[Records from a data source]
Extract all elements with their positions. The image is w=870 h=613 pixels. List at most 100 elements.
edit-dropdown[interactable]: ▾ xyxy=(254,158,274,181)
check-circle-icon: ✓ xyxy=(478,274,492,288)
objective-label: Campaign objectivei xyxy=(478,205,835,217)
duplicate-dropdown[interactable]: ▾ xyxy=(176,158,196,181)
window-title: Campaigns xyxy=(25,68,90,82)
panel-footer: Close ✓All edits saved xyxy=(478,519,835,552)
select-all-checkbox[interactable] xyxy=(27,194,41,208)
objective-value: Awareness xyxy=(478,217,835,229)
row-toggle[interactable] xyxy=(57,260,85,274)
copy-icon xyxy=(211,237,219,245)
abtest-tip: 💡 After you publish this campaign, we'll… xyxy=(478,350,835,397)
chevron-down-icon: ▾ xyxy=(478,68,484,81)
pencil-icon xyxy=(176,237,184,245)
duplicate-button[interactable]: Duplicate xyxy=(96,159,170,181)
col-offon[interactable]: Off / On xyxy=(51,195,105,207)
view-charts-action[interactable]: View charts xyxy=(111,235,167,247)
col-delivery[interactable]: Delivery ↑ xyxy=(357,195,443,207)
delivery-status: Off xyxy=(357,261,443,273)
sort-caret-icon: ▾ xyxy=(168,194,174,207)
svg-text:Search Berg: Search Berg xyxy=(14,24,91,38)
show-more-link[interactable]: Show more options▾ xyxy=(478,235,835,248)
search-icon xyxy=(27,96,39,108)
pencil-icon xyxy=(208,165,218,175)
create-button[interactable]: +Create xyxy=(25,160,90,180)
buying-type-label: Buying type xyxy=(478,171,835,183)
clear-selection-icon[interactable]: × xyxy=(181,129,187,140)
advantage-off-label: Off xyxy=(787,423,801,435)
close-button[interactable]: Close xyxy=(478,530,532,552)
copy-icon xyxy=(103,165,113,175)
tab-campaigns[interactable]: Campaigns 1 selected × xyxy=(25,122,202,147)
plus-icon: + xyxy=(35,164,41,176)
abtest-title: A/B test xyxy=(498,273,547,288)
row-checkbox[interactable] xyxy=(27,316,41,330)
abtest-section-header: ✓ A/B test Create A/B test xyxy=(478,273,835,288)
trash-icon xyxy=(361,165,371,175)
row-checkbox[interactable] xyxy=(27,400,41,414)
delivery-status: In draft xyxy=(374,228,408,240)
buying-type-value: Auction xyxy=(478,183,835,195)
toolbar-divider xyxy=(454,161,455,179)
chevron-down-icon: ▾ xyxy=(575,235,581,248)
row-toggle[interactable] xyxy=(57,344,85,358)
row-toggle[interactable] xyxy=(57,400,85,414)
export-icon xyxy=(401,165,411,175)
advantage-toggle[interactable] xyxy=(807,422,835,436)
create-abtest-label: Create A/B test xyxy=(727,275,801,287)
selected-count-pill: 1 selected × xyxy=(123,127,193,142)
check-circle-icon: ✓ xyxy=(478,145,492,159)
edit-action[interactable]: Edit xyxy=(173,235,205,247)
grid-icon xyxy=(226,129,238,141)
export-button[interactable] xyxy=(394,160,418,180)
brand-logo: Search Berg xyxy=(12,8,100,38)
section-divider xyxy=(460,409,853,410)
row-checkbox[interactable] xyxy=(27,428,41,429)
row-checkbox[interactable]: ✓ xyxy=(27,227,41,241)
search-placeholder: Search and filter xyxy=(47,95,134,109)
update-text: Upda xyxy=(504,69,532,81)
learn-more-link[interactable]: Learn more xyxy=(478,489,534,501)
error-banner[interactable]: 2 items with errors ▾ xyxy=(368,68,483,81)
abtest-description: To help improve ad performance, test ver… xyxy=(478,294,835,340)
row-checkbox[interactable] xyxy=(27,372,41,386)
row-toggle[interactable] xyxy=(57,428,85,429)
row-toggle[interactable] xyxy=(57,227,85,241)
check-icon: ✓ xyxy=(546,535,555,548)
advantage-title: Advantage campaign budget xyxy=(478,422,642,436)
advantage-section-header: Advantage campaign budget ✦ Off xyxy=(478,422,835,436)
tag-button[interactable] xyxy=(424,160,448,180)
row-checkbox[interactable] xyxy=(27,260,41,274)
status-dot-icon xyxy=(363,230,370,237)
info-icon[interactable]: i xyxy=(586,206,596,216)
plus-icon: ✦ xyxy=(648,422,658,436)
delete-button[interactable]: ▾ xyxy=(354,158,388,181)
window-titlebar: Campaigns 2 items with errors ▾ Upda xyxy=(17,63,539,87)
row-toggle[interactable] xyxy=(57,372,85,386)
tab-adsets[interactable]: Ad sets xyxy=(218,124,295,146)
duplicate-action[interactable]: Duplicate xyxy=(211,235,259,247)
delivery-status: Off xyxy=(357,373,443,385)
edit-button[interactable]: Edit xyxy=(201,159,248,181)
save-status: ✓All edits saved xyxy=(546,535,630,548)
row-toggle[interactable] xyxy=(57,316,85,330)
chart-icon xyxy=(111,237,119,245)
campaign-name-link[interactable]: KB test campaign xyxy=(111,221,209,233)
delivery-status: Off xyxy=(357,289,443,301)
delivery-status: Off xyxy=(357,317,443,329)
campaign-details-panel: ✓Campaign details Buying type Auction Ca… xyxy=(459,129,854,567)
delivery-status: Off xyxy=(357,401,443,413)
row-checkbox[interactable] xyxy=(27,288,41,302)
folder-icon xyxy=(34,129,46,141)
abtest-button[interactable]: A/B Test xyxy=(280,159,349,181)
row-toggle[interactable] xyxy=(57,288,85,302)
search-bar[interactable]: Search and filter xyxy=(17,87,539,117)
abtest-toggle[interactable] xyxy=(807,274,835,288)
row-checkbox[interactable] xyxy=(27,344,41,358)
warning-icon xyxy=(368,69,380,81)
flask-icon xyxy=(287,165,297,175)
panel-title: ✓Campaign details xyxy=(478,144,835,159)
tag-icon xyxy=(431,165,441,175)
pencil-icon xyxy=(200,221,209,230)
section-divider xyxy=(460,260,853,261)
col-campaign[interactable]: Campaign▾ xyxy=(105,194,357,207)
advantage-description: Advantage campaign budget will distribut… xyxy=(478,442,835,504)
...
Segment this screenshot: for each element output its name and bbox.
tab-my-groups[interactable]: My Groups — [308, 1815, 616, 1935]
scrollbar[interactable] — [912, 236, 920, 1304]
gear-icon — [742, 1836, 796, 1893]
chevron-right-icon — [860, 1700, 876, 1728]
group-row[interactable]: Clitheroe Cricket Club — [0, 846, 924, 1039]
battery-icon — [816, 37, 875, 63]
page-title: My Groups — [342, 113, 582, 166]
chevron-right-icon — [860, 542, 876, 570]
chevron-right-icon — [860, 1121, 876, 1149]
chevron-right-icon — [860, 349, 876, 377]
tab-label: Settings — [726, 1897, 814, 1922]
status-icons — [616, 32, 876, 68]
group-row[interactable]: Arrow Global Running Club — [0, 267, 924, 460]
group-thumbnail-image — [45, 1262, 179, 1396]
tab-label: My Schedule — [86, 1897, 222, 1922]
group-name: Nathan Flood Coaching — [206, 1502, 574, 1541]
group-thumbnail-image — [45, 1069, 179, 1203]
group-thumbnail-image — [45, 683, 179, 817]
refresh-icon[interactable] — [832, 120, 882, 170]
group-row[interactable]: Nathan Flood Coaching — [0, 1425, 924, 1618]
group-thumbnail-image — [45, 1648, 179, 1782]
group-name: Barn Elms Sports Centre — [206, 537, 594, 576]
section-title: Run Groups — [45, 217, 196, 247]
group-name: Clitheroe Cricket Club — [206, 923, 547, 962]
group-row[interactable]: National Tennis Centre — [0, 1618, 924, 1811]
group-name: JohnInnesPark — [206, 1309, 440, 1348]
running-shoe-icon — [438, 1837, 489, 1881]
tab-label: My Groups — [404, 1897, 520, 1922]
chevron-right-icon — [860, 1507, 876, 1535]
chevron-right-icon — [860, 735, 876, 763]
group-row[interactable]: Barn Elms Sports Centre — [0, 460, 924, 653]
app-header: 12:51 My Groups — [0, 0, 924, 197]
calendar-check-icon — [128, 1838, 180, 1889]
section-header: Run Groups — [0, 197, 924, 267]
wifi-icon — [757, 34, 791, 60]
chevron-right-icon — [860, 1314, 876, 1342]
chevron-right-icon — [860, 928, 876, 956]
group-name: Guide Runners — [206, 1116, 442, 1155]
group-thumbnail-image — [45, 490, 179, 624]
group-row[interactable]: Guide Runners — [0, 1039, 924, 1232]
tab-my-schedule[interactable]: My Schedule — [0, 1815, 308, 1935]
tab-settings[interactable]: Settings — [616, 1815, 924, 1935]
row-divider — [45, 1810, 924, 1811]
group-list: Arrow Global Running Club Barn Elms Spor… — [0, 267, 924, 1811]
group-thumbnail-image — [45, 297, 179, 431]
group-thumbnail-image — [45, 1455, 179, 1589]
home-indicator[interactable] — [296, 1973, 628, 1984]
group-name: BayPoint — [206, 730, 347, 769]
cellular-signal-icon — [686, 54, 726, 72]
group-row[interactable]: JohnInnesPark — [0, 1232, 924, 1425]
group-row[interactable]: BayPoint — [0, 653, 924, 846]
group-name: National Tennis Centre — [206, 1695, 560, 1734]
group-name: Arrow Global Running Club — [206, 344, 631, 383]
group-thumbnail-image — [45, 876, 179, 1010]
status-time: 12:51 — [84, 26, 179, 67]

Goal: Reproduce verbatim the material from the line containing "Extract all elements" through the line containing "view-charts-action[interactable]: View charts", including both of those lines.

Correct output:
Extract all elements with their positions. The image is w=870 h=613 pixels. List at most 100 elements.
edit-dropdown[interactable]: ▾ xyxy=(254,158,274,181)
check-circle-icon: ✓ xyxy=(478,274,492,288)
objective-label: Campaign objectivei xyxy=(478,205,835,217)
duplicate-dropdown[interactable]: ▾ xyxy=(176,158,196,181)
window-title: Campaigns xyxy=(25,68,90,82)
panel-footer: Close ✓All edits saved xyxy=(478,519,835,552)
select-all-checkbox[interactable] xyxy=(27,194,41,208)
objective-value: Awareness xyxy=(478,217,835,229)
row-toggle[interactable] xyxy=(57,260,85,274)
copy-icon xyxy=(211,237,219,245)
abtest-tip: 💡 After you publish this campaign, we'll… xyxy=(478,350,835,397)
chevron-down-icon: ▾ xyxy=(478,68,484,81)
pencil-icon xyxy=(176,237,184,245)
duplicate-button[interactable]: Duplicate xyxy=(96,159,170,181)
col-offon[interactable]: Off / On xyxy=(51,195,105,207)
view-charts-action[interactable]: View charts xyxy=(111,235,167,247)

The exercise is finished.